13 février 2024
Cour d'appel de Colmar
RG n° 22/00210

Chambre 4 A

Texte de la décision

CKD/KG





MINUTE N° 24/148





















































Copie exécutoire

aux avocats



Copie à Pôle emploi

Grand Est



le



Le greffier

REPUBLIQUE FRANCAISE

AU NOM DU PEUPLE FRANCAIS



COUR D'APPEL DE COLMAR

CHAMBRE SOCIALE - SECTION A



ARRET DU 13 FEVRIER 2024



Numéro d'inscription au répertoire général : 4 A N° RG 22/00210

N° Portalis DBVW-V-B7G-HX3L



Décision déférée à la Cour : 15 Décembre 2021 par le CONSEIL DE PRUD'HOMMES - FORMATION PARITAIRE DE SAVERNE



APPELANT :



Monsieur [M] [I]

[Adresse 2]



Représenté par Me David FRANCK, avocat au barreau de STRASBOURG



INTIMES :



Maître [F] [Y] ès qualités de liquidateur judiciaire de la SAS [Adresse 5]

[Localité 3]

[Adresse 1]



Association L'UNEDIC, DELEGATION AGS/CGEA DE [Localité 6] Représentée par sa Directrice Nationale,

[Adresse 4]



Représentées par Me Patrick TRUNZER, avocat au barreau de STRASBOURG



COMPOSITION DE LA COUR :



L'affaire a été débattue le 21 Novembre 2023, en audience publique, devant la Cour composée de :

Mme DORSCH, Président de Chambre

M. PALLIERES, Conseiller

M. LE QUINQUIS, Conseiller

qui en ont délibéré.



Greffier, lors des débats : Mme THOMAS



ARRET :

- contradictoire

- prononcé par mise à disposition au greffe par Mme DORSCH, Président de Chambre,

- signé par Mme DORSCH, Président de Chambre et Mme THOMAS, Greffier, auquel la minute de la décision a été remise par le magistrat signataire.


FAITS ET PROCÉDURE





Monsieur [M] [I], né le 04 septembre 1999, a conclu, le 03 septembre 2018, un contrat d'apprentissage en qualité d'apprenti commercial pour une durée de deux ans avec la S.A.S. Elsass fenster afin de préparer un BTS.

CONSIGNES
a) Recopiez le passage de l'arrêt qui commence aux mots « Greffier, lors des » et s'arrête après « le magistrat signataire. ».
b) D'après l'arrêt, à quelle date l'affaire a-t-elle été débattue en audience publique ?

DOCUMENTS DE TRAVAIL
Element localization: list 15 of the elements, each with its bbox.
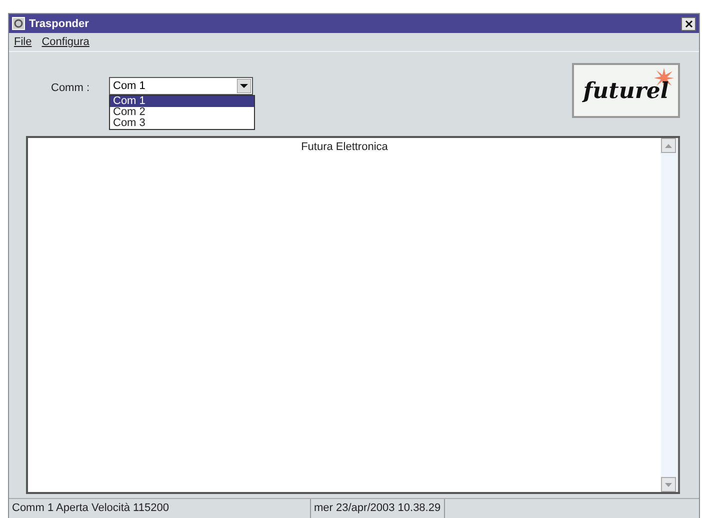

RÉPONSES FOURNIES
a)
Greffier, lors des débats : Mme THOMAS



ARRET :

- contradictoire

- prononcé par mise à disposition au greffe par Mme DORSCH, Président de Chambre,

- signé par Mme DORSCH, Président de Chambre et Mme THOMAS, Greffier, auquel la minute de la décision a été remise par le magistrat signataire.

b) Le 21 novembre 2023.